• _GIVEN TASK_: Find all the lines with "ngoài" and gather them.

(Data records)
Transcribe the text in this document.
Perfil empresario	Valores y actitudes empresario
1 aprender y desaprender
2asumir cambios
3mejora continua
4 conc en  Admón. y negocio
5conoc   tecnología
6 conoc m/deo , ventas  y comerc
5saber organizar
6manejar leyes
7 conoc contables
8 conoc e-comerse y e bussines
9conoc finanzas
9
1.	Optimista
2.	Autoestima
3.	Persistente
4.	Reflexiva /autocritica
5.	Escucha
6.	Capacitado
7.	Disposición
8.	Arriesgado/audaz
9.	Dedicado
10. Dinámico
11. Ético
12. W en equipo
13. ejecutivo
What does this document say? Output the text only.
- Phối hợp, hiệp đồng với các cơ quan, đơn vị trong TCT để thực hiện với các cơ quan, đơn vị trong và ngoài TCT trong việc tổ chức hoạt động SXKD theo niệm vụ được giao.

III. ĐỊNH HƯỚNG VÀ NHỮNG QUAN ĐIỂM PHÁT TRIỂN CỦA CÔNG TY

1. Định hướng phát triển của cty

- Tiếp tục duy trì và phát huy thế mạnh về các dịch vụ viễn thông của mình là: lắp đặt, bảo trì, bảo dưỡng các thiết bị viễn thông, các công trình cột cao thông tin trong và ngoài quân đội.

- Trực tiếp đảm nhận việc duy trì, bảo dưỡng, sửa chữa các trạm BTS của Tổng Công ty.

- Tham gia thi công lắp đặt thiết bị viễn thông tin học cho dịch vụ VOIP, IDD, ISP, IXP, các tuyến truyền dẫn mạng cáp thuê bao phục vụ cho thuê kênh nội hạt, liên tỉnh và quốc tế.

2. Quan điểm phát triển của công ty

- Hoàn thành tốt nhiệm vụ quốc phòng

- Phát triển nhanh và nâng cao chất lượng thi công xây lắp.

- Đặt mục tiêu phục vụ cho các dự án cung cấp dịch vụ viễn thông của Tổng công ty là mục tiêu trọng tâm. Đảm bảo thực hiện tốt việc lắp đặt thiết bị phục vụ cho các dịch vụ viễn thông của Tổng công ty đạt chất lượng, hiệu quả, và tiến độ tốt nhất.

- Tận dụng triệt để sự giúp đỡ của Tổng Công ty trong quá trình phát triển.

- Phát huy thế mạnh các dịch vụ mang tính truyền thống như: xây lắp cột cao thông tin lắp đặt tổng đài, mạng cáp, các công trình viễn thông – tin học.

• _RESULT FOR THIS TASK_:
- Phối hợp, hiệp đồng với các cơ quan, đơn vị trong TCT để thực hiện với các cơ quan, đơn vị trong và ngoài TCT trong việc tổ chức hoạt động SXKD theo niệm vụ được giao.
- Tiếp tục duy trì và phát huy thế mạnh về các dịch vụ viễn thông của mình là: lắp đặt, bảo trì, bảo dưỡng các thiết bị viễn thông, các công trình cột cao thông tin trong và ngoài quân đội.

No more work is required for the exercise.